Written request:
Give the data again, word for word.

### Entries supplied

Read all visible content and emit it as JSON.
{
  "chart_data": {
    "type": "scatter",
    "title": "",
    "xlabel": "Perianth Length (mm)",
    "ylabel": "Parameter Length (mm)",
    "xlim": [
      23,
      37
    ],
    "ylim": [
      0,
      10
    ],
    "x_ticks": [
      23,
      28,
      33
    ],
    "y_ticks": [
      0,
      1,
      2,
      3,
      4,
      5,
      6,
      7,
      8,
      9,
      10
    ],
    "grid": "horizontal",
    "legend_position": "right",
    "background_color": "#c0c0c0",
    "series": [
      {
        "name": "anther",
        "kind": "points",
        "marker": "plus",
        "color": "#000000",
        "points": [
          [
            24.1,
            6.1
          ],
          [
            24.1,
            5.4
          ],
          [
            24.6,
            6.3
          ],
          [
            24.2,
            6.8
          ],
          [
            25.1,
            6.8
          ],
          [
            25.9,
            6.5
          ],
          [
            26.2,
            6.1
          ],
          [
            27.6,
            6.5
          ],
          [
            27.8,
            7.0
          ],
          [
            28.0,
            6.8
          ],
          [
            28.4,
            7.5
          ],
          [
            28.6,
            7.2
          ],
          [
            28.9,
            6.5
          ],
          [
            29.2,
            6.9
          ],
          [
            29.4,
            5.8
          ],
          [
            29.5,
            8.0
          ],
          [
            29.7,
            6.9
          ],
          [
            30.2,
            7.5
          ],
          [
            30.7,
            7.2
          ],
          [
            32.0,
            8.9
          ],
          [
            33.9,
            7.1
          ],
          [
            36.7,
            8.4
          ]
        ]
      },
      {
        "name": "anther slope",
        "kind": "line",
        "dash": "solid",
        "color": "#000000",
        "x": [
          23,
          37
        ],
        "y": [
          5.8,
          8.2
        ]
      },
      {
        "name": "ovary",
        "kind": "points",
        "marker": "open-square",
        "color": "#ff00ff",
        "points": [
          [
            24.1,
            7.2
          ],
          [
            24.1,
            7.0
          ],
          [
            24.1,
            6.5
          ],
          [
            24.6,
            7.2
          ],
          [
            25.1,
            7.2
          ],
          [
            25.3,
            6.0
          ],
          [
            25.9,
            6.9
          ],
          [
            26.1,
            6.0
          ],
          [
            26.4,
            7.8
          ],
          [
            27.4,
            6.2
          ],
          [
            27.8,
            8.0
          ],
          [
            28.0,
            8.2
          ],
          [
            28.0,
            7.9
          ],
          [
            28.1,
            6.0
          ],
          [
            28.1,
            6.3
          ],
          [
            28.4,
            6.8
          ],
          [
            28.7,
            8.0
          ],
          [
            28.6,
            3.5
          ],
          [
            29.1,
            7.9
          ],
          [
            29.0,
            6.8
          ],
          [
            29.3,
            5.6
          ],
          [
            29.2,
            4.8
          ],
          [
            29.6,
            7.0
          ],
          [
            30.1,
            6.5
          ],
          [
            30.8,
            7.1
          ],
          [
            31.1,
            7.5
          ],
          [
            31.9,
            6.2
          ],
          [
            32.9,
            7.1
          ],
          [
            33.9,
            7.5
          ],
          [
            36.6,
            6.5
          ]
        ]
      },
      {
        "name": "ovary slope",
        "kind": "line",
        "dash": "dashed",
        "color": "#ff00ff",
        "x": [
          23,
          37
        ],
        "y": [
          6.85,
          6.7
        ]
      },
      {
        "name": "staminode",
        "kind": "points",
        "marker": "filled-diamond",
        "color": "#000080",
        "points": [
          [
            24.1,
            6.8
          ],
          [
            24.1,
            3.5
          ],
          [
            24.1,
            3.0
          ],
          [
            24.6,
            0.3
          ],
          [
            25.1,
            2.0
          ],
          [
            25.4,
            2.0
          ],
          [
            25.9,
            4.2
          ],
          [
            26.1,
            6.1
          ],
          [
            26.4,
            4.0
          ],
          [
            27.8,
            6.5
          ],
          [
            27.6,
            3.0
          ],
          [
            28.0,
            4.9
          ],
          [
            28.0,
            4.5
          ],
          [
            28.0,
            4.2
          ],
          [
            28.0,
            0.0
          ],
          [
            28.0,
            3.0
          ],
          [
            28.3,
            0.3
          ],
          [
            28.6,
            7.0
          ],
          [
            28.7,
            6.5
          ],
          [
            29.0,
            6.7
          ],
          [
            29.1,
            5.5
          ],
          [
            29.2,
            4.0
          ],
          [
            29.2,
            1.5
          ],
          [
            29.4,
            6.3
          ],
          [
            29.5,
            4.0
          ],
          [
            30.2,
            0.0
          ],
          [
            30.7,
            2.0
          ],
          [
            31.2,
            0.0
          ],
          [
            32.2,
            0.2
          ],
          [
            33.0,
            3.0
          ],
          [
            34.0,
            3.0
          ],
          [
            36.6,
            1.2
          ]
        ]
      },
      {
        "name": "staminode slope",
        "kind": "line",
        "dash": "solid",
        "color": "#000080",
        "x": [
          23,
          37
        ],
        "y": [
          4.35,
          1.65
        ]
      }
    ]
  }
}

######

Solution:
Read all visible content and emit it as JSON.
{
  "chart_data": {
    "type": "scatter",
    "title": "",
    "xlabel": "Perianth Length (mm)",
    "ylabel": "Parameter Length (mm)",
    "xlim": [
      23,
      37
    ],
    "ylim": [
      0,
      10
    ],
    "x_ticks": [
      23,
      28,
      33
    ],
    "y_ticks": [
      0,
      1,
      2,
      3,
      4,
      5,
      6,
      7,
      8,
      9,
      10
    ],
    "grid": "horizontal",
    "legend_position": "right",
    "background_color": "#c0c0c0",
    "series": [
      {
        "name": "anther",
        "kind": "points",
        "marker": "plus",
        "color": "#000000",
        "points": [
          [
            24.1,
            6.1
          ],
          [
            24.1,
            5.4
          ],
          [
            24.6,
            6.3
          ],
          [
            24.2,
            6.8
          ],
          [
            25.1,
            6.8
          ],
          [
            25.9,
            6.5
          ],
          [
            26.2,
            6.1
          ],
          [
            27.6,
            6.5
          ],
          [
            27.8,
            7.0
          ],
          [
            28.0,
            6.8
          ],
          [
            28.4,
            7.5
          ],
          [
            28.6,
            7.2
          ],
          [
            28.9,
            6.5
          ],
          [
            29.2,
            6.9
          ],
          [
            29.4,
            5.8
          ],
          [
            29.5,
            8.0
          ],
          [
            29.7,
            6.9
          ],
          [
            30.2,
            7.5
          ],
          [
            30.7,
            7.2
          ],
          [
            32.0,
            8.9
          ],
          [
            33.9,
            7.1
          ],
          [
            36.7,
            8.4
          ]
        ]
      },
      {
        "name": "anther slope",
        "kind": "line",
        "dash": "solid",
        "color": "#000000",
        "x": [
          23,
          37
        ],
        "y": [
          5.8,
          8.2
        ]
      },
      {
        "name": "ovary",
        "kind": "points",
        "marker": "open-square",
        "color": "#ff00ff",
        "points": [
          [
            24.1,
            7.2
          ],
          [
            24.1,
            7.0
          ],
          [
            24.1,
            6.5
          ],
          [
            24.6,
            7.2
          ],
          [
            25.1,
            7.2
          ],
          [
            25.3,
            6.0
          ],
          [
            25.9,
            6.9
          ],
          [
            26.1,
            6.0
          ],
          [
            26.4,
            7.8
          ],
          [
            27.4,
            6.2
          ],
          [
            27.8,
            8.0
          ],
          [
            28.0,
            8.2
          ],
          [
            28.0,
            7.9
          ],
          [
            28.1,
            6.0
          ],
          [
            28.1,
            6.3
          ],
          [
            28.4,
            6.8
          ],
          [
            28.7,
            8.0
          ],
          [
            28.6,
            3.5
          ],
          [
            29.1,
            7.9
          ],
          [
            29.0,
            6.8
          ],
          [
            29.3,
            5.6
          ],
          [
            29.2,
            4.8
          ],
          [
            29.6,
            7.0
          ],
          [
            30.1,
            6.5
          ],
          [
            30.8,
            7.1
          ],
          [
            31.1,
            7.5
          ],
          [
            31.9,
            6.2
          ],
          [
            32.9,
            7.1
          ],
          [
            33.9,
            7.5
          ],
          [
            36.6,
            6.5
          ]
        ]
      },
      {
        "name": "ovary slope",
        "kind": "line",
        "dash": "dashed",
        "color": "#ff00ff",
        "x": [
          23,
          37
        ],
        "y": [
          6.85,
          6.7
        ]
      },
      {
        "name": "staminode",
        "kind": "points",
        "marker": "filled-diamond",
        "color": "#000080",
        "points": [
          [
            24.1,
            6.8
          ],
          [
            24.1,
            3.5
          ],
          [
            24.1,
            3.0
          ],
          [
            24.6,
            0.3
          ],
          [
            25.1,
            2.0
          ],
          [
            25.4,
            2.0
          ],
          [
            25.9,
            4.2
          ],
          [
            26.1,
            6.1
          ],
          [
            26.4,
            4.0
          ],
          [
            27.8,
            6.5
          ],
          [
            27.6,
            3.0
          ],
          [
            28.0,
            4.9
          ],
          [
            28.0,
            4.5
          ],
          [
            28.0,
            4.2
          ],
          [
            28.0,
            0.0
          ],
          [
            28.0,
            3.0
          ],
          [
            28.3,
            0.3
          ],
          [
            28.6,
            7.0
          ],
          [
            28.7,
            6.5
          ],
          [
            29.0,
            6.7
          ],
          [
            29.1,
            5.5
          ],
          [
            29.2,
            4.0
          ],
          [
            29.2,
            1.5
          ],
          [
            29.4,
            6.3
          ],
          [
            29.5,
            4.0
          ],
          [
            30.2,
            0.0
          ],
          [
            30.7,
            2.0
          ],
          [
            31.2,
            0.0
          ],
          [
            32.2,
            0.2
          ],
          [
            33.0,
            3.0
          ],
          [
            34.0,
            3.0
          ],
          [
            36.6,
            1.2
          ]
        ]
      },
      {
        "name": "staminode slope",
        "kind": "line",
        "dash": "solid",
        "color": "#000080",
        "x": [
          23,
          37
        ],
        "y": [
          4.35,
          1.65
        ]
      }
    ]
  }
}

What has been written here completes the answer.